- [Exercise prompt]: Return each entry exactly, with none missing.

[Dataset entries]
◆ ◆ ◆ ◆ ◆ ◆ ◆
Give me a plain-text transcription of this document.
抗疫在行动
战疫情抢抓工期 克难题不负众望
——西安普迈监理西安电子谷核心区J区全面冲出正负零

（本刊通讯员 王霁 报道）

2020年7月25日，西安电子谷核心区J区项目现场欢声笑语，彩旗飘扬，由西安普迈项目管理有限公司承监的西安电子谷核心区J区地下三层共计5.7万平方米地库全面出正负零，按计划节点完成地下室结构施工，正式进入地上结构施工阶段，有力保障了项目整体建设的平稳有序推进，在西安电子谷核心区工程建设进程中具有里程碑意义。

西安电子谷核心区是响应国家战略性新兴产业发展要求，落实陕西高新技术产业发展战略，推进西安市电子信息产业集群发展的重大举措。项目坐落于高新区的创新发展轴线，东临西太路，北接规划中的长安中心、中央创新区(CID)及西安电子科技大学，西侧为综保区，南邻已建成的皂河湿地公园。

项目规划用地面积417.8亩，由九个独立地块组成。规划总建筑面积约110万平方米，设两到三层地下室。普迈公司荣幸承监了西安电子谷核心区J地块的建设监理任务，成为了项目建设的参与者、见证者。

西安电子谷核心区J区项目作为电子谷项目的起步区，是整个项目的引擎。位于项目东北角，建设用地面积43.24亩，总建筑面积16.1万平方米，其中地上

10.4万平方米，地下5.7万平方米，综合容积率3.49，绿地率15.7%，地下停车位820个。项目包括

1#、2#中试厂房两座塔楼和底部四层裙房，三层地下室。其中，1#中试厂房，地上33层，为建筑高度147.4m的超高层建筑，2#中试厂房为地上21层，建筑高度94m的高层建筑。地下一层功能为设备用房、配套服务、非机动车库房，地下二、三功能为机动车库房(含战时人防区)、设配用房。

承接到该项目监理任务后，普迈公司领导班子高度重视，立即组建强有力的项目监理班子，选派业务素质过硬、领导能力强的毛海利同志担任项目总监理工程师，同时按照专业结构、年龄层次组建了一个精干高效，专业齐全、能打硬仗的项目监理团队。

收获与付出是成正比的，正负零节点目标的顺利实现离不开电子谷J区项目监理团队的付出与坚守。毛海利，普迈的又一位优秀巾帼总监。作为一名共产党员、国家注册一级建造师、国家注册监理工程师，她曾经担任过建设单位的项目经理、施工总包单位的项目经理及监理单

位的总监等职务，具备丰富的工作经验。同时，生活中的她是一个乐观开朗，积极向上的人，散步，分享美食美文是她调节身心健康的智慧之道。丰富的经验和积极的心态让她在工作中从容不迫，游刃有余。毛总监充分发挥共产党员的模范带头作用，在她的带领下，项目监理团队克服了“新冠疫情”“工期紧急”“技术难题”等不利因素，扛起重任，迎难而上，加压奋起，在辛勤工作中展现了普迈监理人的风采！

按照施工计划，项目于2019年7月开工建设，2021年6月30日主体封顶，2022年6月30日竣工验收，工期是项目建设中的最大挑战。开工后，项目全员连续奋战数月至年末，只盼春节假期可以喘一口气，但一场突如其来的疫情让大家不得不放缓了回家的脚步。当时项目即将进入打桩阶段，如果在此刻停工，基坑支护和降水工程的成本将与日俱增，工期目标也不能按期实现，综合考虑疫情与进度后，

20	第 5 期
◆ ◆ ◆ ◆ ◆ ◆ ◆
- [Result]:
Give me a plain-text transcription of this document.
抗疫在行动
战疫情抢抓工期 克难题不负众望
——西安普迈监理西安电子谷核心区J区全面冲出正负零

（本刊通讯员 王霁 报道）

2020年7月25日，西安电子谷核心区J区项目现场欢声笑语，彩旗飘扬，由西安普迈项目管理有限公司承监的西安电子谷核心区J区地下三层共计5.7万平方米地库全面出正负零，按计划节点完成地下室结构施工，正式进入地上结构施工阶段，有力保障了项目整体建设的平稳有序推进，在西安电子谷核心区工程建设进程中具有里程碑意义。

西安电子谷核心区是响应国家战略性新兴产业发展要求，落实陕西高新技术产业发展战略，推进西安市电子信息产业集群发展的重大举措。项目坐落于高新区的创新发展轴线，东临西太路，北接规划中的长安中心、中央创新区(CID)及西安电子科技大学，西侧为综保区，南邻已建成的皂河湿地公园。

项目规划用地面积417.8亩，由九个独立地块组成。规划总建筑面积约110万平方米，设两到三层地下室。普迈公司荣幸承监了西安电子谷核心区J地块的建设监理任务，成为了项目建设的参与者、见证者。

西安电子谷核心区J区项目作为电子谷项目的起步区，是整个项目的引擎。位于项目东北角，建设用地面积43.24亩，总建筑面积16.1万平方米，其中地上

10.4万平方米，地下5.7万平方米，综合容积率3.49，绿地率15.7%，地下停车位820个。项目包括

1#、2#中试厂房两座塔楼和底部四层裙房，三层地下室。其中，1#中试厂房，地上33层，为建筑高度147.4m的超高层建筑，2#中试厂房为地上21层，建筑高度94m的高层建筑。地下一层功能为设备用房、配套服务、非机动车库房，地下二、三功能为机动车库房(含战时人防区)、设配用房。

承接到该项目监理任务后，普迈公司领导班子高度重视，立即组建强有力的项目监理班子，选派业务素质过硬、领导能力强的毛海利同志担任项目总监理工程师，同时按照专业结构、年龄层次组建了一个精干高效，专业齐全、能打硬仗的项目监理团队。

收获与付出是成正比的，正负零节点目标的顺利实现离不开电子谷J区项目监理团队的付出与坚守。毛海利，普迈的又一位优秀巾帼总监。作为一名共产党员、国家注册一级建造师、国家注册监理工程师，她曾经担任过建设单位的项目经理、施工总包单位的项目经理及监理单

位的总监等职务，具备丰富的工作经验。同时，生活中的她是一个乐观开朗，积极向上的人，散步，分享美食美文是她调节身心健康的智慧之道。丰富的经验和积极的心态让她在工作中从容不迫，游刃有余。毛总监充分发挥共产党员的模范带头作用，在她的带领下，项目监理团队克服了“新冠疫情”“工期紧急”“技术难题”等不利因素，扛起重任，迎难而上，加压奋起，在辛勤工作中展现了普迈监理人的风采！

按照施工计划，项目于2019年7月开工建设，2021年6月30日主体封顶，2022年6月30日竣工验收，工期是项目建设中的最大挑战。开工后，项目全员连续奋战数月至年末，只盼春节假期可以喘一口气，但一场突如其来的疫情让大家不得不放缓了回家的脚步。当时项目即将进入打桩阶段，如果在此刻停工，基坑支护和降水工程的成本将与日俱增，工期目标也不能按期实现，综合考虑疫情与进度后，

20	第 5 期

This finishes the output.